RECORDS SHOWN

-*-

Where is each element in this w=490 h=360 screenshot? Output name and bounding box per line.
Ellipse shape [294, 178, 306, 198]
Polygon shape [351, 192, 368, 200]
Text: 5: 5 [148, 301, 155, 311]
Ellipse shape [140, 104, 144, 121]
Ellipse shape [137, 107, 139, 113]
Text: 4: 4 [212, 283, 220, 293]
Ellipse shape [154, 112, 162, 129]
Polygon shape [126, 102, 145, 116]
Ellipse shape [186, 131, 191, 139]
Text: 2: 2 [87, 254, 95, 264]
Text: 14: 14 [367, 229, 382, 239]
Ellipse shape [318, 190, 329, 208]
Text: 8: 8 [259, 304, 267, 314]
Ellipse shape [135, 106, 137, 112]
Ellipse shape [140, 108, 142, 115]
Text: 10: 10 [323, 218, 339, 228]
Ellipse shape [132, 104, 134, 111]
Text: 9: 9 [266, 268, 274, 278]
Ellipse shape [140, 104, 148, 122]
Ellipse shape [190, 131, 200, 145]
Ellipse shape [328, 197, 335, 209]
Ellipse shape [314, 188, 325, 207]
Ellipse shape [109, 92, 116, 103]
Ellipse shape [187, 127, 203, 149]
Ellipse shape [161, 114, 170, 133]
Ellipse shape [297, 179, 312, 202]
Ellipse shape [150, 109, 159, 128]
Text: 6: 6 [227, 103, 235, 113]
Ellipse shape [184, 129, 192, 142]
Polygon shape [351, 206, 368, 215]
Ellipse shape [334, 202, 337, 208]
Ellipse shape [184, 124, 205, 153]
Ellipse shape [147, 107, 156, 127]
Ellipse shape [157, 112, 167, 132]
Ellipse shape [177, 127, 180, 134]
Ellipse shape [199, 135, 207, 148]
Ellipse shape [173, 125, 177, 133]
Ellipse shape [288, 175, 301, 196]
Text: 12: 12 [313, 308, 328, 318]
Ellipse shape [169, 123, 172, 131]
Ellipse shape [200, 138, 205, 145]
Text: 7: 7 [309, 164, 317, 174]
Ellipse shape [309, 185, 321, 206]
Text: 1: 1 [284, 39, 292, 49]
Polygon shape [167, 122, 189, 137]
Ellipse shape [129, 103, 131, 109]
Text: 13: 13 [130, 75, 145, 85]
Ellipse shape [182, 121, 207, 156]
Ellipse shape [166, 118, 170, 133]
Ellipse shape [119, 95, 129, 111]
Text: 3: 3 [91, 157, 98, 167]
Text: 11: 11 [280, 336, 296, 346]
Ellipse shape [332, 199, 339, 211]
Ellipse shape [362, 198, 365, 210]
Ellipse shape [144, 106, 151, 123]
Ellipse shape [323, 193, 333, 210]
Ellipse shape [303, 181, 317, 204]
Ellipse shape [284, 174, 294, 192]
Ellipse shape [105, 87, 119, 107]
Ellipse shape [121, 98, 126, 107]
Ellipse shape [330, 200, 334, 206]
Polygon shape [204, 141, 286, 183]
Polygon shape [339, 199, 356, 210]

-*-

WRITTEN TASK
Return the lines from the first one through the line containing "Ellipse shape [140, 108, 142, 115]", inclusive, reproducing each verbatim.

RESPONSE
Where is each element in this w=490 h=360 screenshot? Output name and bounding box per line.
Ellipse shape [294, 178, 306, 198]
Polygon shape [351, 192, 368, 200]
Text: 5: 5 [148, 301, 155, 311]
Ellipse shape [140, 104, 144, 121]
Ellipse shape [137, 107, 139, 113]
Text: 4: 4 [212, 283, 220, 293]
Ellipse shape [154, 112, 162, 129]
Polygon shape [126, 102, 145, 116]
Ellipse shape [186, 131, 191, 139]
Text: 2: 2 [87, 254, 95, 264]
Text: 14: 14 [367, 229, 382, 239]
Ellipse shape [318, 190, 329, 208]
Text: 8: 8 [259, 304, 267, 314]
Ellipse shape [135, 106, 137, 112]
Ellipse shape [140, 108, 142, 115]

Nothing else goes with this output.